REQUIREMENTS - Repeat each record below exactly as given.

DATASET EXTRACT -
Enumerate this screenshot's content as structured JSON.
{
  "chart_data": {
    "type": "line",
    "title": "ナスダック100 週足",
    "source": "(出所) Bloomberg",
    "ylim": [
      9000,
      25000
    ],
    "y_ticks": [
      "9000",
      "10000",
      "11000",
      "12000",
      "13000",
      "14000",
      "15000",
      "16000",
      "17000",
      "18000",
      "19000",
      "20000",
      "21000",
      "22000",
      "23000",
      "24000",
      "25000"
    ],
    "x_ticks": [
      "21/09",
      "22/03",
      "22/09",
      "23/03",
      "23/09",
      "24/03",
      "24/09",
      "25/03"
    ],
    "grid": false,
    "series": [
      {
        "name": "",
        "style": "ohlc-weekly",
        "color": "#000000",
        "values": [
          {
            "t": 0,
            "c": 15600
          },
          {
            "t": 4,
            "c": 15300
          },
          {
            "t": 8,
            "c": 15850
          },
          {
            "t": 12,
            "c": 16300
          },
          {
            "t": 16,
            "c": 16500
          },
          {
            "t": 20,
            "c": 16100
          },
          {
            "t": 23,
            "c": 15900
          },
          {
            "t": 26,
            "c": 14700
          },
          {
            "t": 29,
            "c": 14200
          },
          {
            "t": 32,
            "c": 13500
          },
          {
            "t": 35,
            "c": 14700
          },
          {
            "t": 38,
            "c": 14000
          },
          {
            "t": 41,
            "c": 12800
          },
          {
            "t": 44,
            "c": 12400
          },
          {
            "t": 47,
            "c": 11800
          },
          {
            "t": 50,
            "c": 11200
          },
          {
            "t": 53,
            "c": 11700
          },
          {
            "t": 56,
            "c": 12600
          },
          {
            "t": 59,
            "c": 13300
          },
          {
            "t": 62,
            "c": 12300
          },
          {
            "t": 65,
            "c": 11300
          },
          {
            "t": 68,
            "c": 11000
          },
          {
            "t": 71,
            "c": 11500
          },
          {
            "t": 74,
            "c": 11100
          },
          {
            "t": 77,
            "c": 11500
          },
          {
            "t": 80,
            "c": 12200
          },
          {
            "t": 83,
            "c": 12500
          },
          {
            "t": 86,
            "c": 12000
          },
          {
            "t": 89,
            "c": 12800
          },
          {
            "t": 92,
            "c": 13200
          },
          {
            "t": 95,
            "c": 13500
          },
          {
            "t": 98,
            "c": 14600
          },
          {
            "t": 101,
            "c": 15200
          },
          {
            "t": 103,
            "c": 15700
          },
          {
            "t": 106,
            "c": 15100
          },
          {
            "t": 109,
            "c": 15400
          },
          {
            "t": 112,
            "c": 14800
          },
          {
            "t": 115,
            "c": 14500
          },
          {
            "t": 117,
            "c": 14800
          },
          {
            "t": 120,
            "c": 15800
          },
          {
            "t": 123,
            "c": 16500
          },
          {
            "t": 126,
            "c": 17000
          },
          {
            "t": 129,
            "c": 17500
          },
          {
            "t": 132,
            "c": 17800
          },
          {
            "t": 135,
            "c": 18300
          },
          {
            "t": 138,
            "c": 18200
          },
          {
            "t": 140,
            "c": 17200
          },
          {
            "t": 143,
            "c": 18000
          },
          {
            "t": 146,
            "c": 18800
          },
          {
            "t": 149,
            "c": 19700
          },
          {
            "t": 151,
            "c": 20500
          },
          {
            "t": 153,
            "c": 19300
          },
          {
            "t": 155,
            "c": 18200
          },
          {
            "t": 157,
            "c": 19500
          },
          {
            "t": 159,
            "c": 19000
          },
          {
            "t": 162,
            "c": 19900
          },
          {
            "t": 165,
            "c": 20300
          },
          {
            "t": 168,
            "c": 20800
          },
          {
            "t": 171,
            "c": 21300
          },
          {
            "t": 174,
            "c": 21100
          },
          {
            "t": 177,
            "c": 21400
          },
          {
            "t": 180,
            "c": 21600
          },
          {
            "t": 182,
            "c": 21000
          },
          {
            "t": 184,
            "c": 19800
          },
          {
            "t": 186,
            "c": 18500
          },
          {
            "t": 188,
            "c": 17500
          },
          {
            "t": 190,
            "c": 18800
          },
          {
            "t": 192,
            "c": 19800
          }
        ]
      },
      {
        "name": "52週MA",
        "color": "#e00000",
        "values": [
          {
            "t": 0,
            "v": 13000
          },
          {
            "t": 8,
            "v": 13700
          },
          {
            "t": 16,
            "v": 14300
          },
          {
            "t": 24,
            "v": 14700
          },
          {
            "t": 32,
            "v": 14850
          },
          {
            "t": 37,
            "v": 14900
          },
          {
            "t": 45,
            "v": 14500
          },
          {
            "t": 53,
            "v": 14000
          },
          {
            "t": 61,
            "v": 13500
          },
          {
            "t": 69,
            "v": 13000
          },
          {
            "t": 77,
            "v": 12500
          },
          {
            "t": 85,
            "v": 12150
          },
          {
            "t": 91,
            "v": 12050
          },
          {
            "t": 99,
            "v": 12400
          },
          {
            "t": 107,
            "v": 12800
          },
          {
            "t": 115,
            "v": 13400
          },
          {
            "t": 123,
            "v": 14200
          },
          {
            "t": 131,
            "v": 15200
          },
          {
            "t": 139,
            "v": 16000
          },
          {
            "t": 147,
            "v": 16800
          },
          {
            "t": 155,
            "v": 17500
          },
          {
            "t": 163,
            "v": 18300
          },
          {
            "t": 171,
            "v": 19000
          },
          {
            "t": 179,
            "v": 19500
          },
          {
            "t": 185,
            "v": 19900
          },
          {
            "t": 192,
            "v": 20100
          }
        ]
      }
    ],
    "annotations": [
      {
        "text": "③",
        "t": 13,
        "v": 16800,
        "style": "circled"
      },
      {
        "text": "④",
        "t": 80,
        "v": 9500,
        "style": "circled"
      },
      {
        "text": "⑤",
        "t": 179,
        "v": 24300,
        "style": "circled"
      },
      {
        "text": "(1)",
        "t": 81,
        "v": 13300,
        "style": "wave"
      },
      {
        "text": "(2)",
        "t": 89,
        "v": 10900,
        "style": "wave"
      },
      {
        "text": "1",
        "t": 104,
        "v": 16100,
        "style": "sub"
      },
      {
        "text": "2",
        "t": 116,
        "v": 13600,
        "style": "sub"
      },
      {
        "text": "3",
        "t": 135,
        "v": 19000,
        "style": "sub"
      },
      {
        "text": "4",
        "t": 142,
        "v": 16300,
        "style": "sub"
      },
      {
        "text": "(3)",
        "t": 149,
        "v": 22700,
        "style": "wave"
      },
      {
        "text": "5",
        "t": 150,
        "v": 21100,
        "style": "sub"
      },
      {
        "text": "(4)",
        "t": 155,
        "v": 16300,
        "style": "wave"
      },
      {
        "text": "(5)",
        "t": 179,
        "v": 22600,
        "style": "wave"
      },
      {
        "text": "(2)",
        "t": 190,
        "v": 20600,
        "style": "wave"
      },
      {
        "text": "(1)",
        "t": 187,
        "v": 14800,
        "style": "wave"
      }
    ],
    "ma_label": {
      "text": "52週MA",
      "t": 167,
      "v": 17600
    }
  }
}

REPLY TO THE TASK -
Enumerate this screenshot's content as structured JSON.
{
  "chart_data": {
    "type": "line",
    "title": "ナスダック100 週足",
    "source": "(出所) Bloomberg",
    "ylim": [
      9000,
      25000
    ],
    "y_ticks": [
      "9000",
      "10000",
      "11000",
      "12000",
      "13000",
      "14000",
      "15000",
      "16000",
      "17000",
      "18000",
      "19000",
      "20000",
      "21000",
      "22000",
      "23000",
      "24000",
      "25000"
    ],
    "x_ticks": [
      "21/09",
      "22/03",
      "22/09",
      "23/03",
      "23/09",
      "24/03",
      "24/09",
      "25/03"
    ],
    "grid": false,
    "series": [
      {
        "name": "",
        "style": "ohlc-weekly",
        "color": "#000000",
        "values": [
          {
            "t": 0,
            "c": 15600
          },
          {
            "t": 4,
            "c": 15300
          },
          {
            "t": 8,
            "c": 15850
          },
          {
            "t": 12,
            "c": 16300
          },
          {
            "t": 16,
            "c": 16500
          },
          {
            "t": 20,
            "c": 16100
          },
          {
            "t": 23,
            "c": 15900
          },
          {
            "t": 26,
            "c": 14700
          },
          {
            "t": 29,
            "c": 14200
          },
          {
            "t": 32,
            "c": 13500
          },
          {
            "t": 35,
            "c": 14700
          },
          {
            "t": 38,
            "c": 14000
          },
          {
            "t": 41,
            "c": 12800
          },
          {
            "t": 44,
            "c": 12400
          },
          {
            "t": 47,
            "c": 11800
          },
          {
            "t": 50,
            "c": 11200
          },
          {
            "t": 53,
            "c": 11700
          },
          {
            "t": 56,
            "c": 12600
          },
          {
            "t": 59,
            "c": 13300
          },
          {
            "t": 62,
            "c": 12300
          },
          {
            "t": 65,
            "c": 11300
          },
          {
            "t": 68,
            "c": 11000
          },
          {
            "t": 71,
            "c": 11500
          },
          {
            "t": 74,
            "c": 11100
          },
          {
            "t": 77,
            "c": 11500
          },
          {
            "t": 80,
            "c": 12200
          },
          {
            "t": 83,
            "c": 12500
          },
          {
            "t": 86,
            "c": 12000
          },
          {
            "t": 89,
            "c": 12800
          },
          {
            "t": 92,
            "c": 13200
          },
          {
            "t": 95,
            "c": 13500
          },
          {
            "t": 98,
            "c": 14600
          },
          {
            "t": 101,
            "c": 15200
          },
          {
            "t": 103,
            "c": 15700
          },
          {
            "t": 106,
            "c": 15100
          },
          {
            "t": 109,
            "c": 15400
          },
          {
            "t": 112,
            "c": 14800
          },
          {
            "t": 115,
            "c": 14500
          },
          {
            "t": 117,
            "c": 14800
          },
          {
            "t": 120,
            "c": 15800
          },
          {
            "t": 123,
            "c": 16500
          },
          {
            "t": 126,
            "c": 17000
          },
          {
            "t": 129,
            "c": 17500
          },
          {
            "t": 132,
            "c": 17800
          },
          {
            "t": 135,
            "c": 18300
          },
          {
            "t": 138,
            "c": 18200
          },
          {
            "t": 140,
            "c": 17200
          },
          {
            "t": 143,
            "c": 18000
          },
          {
            "t": 146,
            "c": 18800
          },
          {
            "t": 149,
            "c": 19700
          },
          {
            "t": 151,
            "c": 20500
          },
          {
            "t": 153,
            "c": 19300
          },
          {
            "t": 155,
            "c": 18200
          },
          {
            "t": 157,
            "c": 19500
          },
          {
            "t": 159,
            "c": 19000
          },
          {
            "t": 162,
            "c": 19900
          },
          {
            "t": 165,
            "c": 20300
          },
          {
            "t": 168,
            "c": 20800
          },
          {
            "t": 171,
            "c": 21300
          },
          {
            "t": 174,
            "c": 21100
          },
          {
            "t": 177,
            "c": 21400
          },
          {
            "t": 180,
            "c": 21600
          },
          {
            "t": 182,
            "c": 21000
          },
          {
            "t": 184,
            "c": 19800
          },
          {
            "t": 186,
            "c": 18500
          },
          {
            "t": 188,
            "c": 17500
          },
          {
            "t": 190,
            "c": 18800
          },
          {
            "t": 192,
            "c": 19800
          }
        ]
      },
      {
        "name": "52週MA",
        "color": "#e00000",
        "values": [
          {
            "t": 0,
            "v": 13000
          },
          {
            "t": 8,
            "v": 13700
          },
          {
            "t": 16,
            "v": 14300
          },
          {
            "t": 24,
            "v": 14700
          },
          {
            "t": 32,
            "v": 14850
          },
          {
            "t": 37,
            "v": 14900
          },
          {
            "t": 45,
            "v": 14500
          },
          {
            "t": 53,
            "v": 14000
          },
          {
            "t": 61,
            "v": 13500
          },
          {
            "t": 69,
            "v": 13000
          },
          {
            "t": 77,
            "v": 12500
          },
          {
            "t": 85,
            "v": 12150
          },
          {
            "t": 91,
            "v": 12050
          },
          {
            "t": 99,
            "v": 12400
          },
          {
            "t": 107,
            "v": 12800
          },
          {
            "t": 115,
            "v": 13400
          },
          {
            "t": 123,
            "v": 14200
          },
          {
            "t": 131,
            "v": 15200
          },
          {
            "t": 139,
            "v": 16000
          },
          {
            "t": 147,
            "v": 16800
          },
          {
            "t": 155,
            "v": 17500
          },
          {
            "t": 163,
            "v": 18300
          },
          {
            "t": 171,
            "v": 19000
          },
          {
            "t": 179,
            "v": 19500
          },
          {
            "t": 185,
            "v": 19900
          },
          {
            "t": 192,
            "v": 20100
          }
        ]
      }
    ],
    "annotations": [
      {
        "text": "③",
        "t": 13,
        "v": 16800,
        "style": "circled"
      },
      {
        "text": "④",
        "t": 80,
        "v": 9500,
        "style": "circled"
      },
      {
        "text": "⑤",
        "t": 179,
        "v": 24300,
        "style": "circled"
      },
      {
        "text": "(1)",
        "t": 81,
        "v": 13300,
        "style": "wave"
      },
      {
        "text": "(2)",
        "t": 89,
        "v": 10900,
        "style": "wave"
      },
      {
        "text": "1",
        "t": 104,
        "v": 16100,
        "style": "sub"
      },
      {
        "text": "2",
        "t": 116,
        "v": 13600,
        "style": "sub"
      },
      {
        "text": "3",
        "t": 135,
        "v": 19000,
        "style": "sub"
      },
      {
        "text": "4",
        "t": 142,
        "v": 16300,
        "style": "sub"
      },
      {
        "text": "(3)",
        "t": 149,
        "v": 22700,
        "style": "wave"
      },
      {
        "text": "5",
        "t": 150,
        "v": 21100,
        "style": "sub"
      },
      {
        "text": "(4)",
        "t": 155,
        "v": 16300,
        "style": "wave"
      },
      {
        "text": "(5)",
        "t": 179,
        "v": 22600,
        "style": "wave"
      },
      {
        "text": "(2)",
        "t": 190,
        "v": 20600,
        "style": "wave"
      },
      {
        "text": "(1)",
        "t": 187,
        "v": 14800,
        "style": "wave"
      }
    ],
    "ma_label": {
      "text": "52週MA",
      "t": 167,
      "v": 17600
    }
  }
}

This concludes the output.